Exercise directions: Wherever the string "marker" appears in a line, extract that line.

--- START OF Data ---

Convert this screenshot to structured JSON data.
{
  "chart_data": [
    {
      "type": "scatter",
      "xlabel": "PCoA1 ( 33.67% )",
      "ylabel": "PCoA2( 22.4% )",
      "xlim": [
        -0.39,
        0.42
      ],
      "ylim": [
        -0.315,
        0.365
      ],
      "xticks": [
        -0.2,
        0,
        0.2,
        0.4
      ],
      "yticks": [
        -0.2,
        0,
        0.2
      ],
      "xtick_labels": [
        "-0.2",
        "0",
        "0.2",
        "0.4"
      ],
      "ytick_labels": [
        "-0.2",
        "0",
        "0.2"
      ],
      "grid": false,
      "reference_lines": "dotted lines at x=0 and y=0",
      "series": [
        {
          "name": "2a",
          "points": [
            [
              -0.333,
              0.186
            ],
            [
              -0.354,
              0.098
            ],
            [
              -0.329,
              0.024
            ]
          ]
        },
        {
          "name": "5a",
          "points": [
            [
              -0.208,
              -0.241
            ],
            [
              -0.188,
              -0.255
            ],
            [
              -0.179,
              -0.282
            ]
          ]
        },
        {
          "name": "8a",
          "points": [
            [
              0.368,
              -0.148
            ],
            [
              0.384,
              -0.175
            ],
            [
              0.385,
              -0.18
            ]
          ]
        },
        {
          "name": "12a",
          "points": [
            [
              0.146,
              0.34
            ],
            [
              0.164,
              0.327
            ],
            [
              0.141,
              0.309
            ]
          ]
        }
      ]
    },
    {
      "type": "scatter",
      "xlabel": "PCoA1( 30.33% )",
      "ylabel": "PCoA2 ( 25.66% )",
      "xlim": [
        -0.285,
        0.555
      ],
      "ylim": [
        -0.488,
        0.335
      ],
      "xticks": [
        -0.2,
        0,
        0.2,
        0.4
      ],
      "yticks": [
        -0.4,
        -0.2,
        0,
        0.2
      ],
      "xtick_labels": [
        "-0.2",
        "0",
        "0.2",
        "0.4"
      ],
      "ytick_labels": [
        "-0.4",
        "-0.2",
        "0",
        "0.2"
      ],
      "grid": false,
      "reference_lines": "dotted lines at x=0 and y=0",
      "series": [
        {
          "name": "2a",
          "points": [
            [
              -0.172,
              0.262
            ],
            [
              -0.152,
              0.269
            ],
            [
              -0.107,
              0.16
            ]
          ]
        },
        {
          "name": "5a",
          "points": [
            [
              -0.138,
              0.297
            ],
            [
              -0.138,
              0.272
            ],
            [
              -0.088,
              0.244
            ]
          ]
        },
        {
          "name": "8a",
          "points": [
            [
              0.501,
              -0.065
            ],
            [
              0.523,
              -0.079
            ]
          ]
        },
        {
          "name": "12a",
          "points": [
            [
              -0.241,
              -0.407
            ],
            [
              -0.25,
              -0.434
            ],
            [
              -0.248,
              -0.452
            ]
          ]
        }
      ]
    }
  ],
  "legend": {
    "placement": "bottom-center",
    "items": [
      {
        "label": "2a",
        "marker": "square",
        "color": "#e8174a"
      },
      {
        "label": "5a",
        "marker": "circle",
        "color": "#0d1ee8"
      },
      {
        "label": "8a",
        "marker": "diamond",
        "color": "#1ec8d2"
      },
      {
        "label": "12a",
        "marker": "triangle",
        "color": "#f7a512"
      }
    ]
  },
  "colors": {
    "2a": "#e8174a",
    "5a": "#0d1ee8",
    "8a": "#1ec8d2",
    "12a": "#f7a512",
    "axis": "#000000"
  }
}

--- END OF Data ---

Problem solution:
        "marker": "square",
        "marker": "circle",
        "marker": "diamond",
        "marker": "triangle",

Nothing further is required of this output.